- Required work -
Return all of the entries exactly, with nothing added or left out.

[Data items]

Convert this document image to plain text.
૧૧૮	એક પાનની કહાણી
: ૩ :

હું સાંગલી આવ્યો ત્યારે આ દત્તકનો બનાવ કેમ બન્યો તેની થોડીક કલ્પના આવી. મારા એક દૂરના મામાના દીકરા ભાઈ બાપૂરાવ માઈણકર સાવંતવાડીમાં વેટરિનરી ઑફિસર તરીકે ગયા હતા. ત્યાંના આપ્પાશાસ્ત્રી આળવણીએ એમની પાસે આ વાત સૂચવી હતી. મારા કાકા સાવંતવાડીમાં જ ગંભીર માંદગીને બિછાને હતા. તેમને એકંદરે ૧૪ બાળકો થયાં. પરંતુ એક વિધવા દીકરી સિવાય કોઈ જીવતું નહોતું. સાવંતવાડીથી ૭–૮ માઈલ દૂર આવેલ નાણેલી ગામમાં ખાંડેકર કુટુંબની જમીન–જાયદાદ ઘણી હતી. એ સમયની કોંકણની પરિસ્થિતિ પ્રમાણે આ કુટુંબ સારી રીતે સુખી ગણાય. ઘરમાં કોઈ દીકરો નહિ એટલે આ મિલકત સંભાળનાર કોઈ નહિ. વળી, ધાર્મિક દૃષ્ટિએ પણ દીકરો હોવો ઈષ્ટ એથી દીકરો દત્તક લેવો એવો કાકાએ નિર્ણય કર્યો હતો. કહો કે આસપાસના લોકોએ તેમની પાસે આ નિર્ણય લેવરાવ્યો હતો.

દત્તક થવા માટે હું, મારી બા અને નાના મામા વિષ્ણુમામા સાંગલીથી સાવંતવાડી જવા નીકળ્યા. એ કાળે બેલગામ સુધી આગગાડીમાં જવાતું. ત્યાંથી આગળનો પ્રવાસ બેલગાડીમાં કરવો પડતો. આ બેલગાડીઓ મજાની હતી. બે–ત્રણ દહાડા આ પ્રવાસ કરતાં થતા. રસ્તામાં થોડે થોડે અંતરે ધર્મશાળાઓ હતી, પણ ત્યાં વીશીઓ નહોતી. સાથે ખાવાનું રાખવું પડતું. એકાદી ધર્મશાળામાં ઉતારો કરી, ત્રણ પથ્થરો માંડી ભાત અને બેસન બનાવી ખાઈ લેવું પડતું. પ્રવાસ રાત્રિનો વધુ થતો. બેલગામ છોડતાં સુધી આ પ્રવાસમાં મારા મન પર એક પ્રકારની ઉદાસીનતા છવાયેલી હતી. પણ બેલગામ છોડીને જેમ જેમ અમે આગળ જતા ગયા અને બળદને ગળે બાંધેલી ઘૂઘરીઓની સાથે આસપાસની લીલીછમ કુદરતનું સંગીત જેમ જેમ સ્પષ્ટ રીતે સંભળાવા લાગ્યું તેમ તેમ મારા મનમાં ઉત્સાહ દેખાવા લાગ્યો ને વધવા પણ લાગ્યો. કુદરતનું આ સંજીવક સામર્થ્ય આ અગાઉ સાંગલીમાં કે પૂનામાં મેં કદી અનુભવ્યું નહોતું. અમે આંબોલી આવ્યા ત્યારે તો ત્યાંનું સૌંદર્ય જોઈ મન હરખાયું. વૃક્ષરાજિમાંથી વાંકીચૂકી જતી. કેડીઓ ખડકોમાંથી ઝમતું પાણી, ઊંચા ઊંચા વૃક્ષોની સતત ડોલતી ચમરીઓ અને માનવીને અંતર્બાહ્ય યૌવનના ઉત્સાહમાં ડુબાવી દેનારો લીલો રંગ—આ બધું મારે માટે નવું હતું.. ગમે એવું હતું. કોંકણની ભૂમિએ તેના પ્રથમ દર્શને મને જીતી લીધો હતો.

- Worked answer -
Convert this document image to plain text.
૧૧૮	એક પાનની કહાણી
: ૩ :

હું સાંગલી આવ્યો ત્યારે આ દત્તકનો બનાવ કેમ બન્યો તેની થોડીક કલ્પના આવી. મારા એક દૂરના મામાના દીકરા ભાઈ બાપૂરાવ માઈણકર સાવંતવાડીમાં વેટરિનરી ઑફિસર તરીકે ગયા હતા. ત્યાંના આપ્પાશાસ્ત્રી આળવણીએ એમની પાસે આ વાત સૂચવી હતી. મારા કાકા સાવંતવાડીમાં જ ગંભીર માંદગીને બિછાને હતા. તેમને એકંદરે ૧૪ બાળકો થયાં. પરંતુ એક વિધવા દીકરી સિવાય કોઈ જીવતું નહોતું. સાવંતવાડીથી ૭–૮ માઈલ દૂર આવેલ નાણેલી ગામમાં ખાંડેકર કુટુંબની જમીન–જાયદાદ ઘણી હતી. એ સમયની કોંકણની પરિસ્થિતિ પ્રમાણે આ કુટુંબ સારી રીતે સુખી ગણાય. ઘરમાં કોઈ દીકરો નહિ એટલે આ મિલકત સંભાળનાર કોઈ નહિ. વળી, ધાર્મિક દૃષ્ટિએ પણ દીકરો હોવો ઈષ્ટ એથી દીકરો દત્તક લેવો એવો કાકાએ નિર્ણય કર્યો હતો. કહો કે આસપાસના લોકોએ તેમની પાસે આ નિર્ણય લેવરાવ્યો હતો.

દત્તક થવા માટે હું, મારી બા અને નાના મામા વિષ્ણુમામા સાંગલીથી સાવંતવાડી જવા નીકળ્યા. એ કાળે બેલગામ સુધી આગગાડીમાં જવાતું. ત્યાંથી આગળનો પ્રવાસ બેલગાડીમાં કરવો પડતો. આ બેલગાડીઓ મજાની હતી. બે–ત્રણ દહાડા આ પ્રવાસ કરતાં થતા. રસ્તામાં થોડે થોડે અંતરે ધર્મશાળાઓ હતી, પણ ત્યાં વીશીઓ નહોતી. સાથે ખાવાનું રાખવું પડતું. એકાદી ધર્મશાળામાં ઉતારો કરી, ત્રણ પથ્થરો માંડી ભાત અને બેસન બનાવી ખાઈ લેવું પડતું. પ્રવાસ રાત્રિનો વધુ થતો. બેલગામ છોડતાં સુધી આ પ્રવાસમાં મારા મન પર એક પ્રકારની ઉદાસીનતા છવાયેલી હતી. પણ બેલગામ છોડીને જેમ જેમ અમે આગળ જતા ગયા અને બળદને ગળે બાંધેલી ઘૂઘરીઓની સાથે આસપાસની લીલીછમ કુદરતનું સંગીત જેમ જેમ સ્પષ્ટ રીતે સંભળાવા લાગ્યું તેમ તેમ મારા મનમાં ઉત્સાહ દેખાવા લાગ્યો ને વધવા પણ લાગ્યો. કુદરતનું આ સંજીવક સામર્થ્ય આ અગાઉ સાંગલીમાં કે પૂનામાં મેં કદી અનુભવ્યું નહોતું. અમે આંબોલી આવ્યા ત્યારે તો ત્યાંનું સૌંદર્ય જોઈ મન હરખાયું. વૃક્ષરાજિમાંથી વાંકીચૂકી જતી. કેડીઓ ખડકોમાંથી ઝમતું પાણી, ઊંચા ઊંચા વૃક્ષોની સતત ડોલતી ચમરીઓ અને માનવીને અંતર્બાહ્ય યૌવનના ઉત્સાહમાં ડુબાવી દેનારો લીલો રંગ—આ બધું મારે માટે નવું હતું.. ગમે એવું હતું. કોંકણની ભૂમિએ તેના પ્રથમ દર્શને મને જીતી લીધો હતો.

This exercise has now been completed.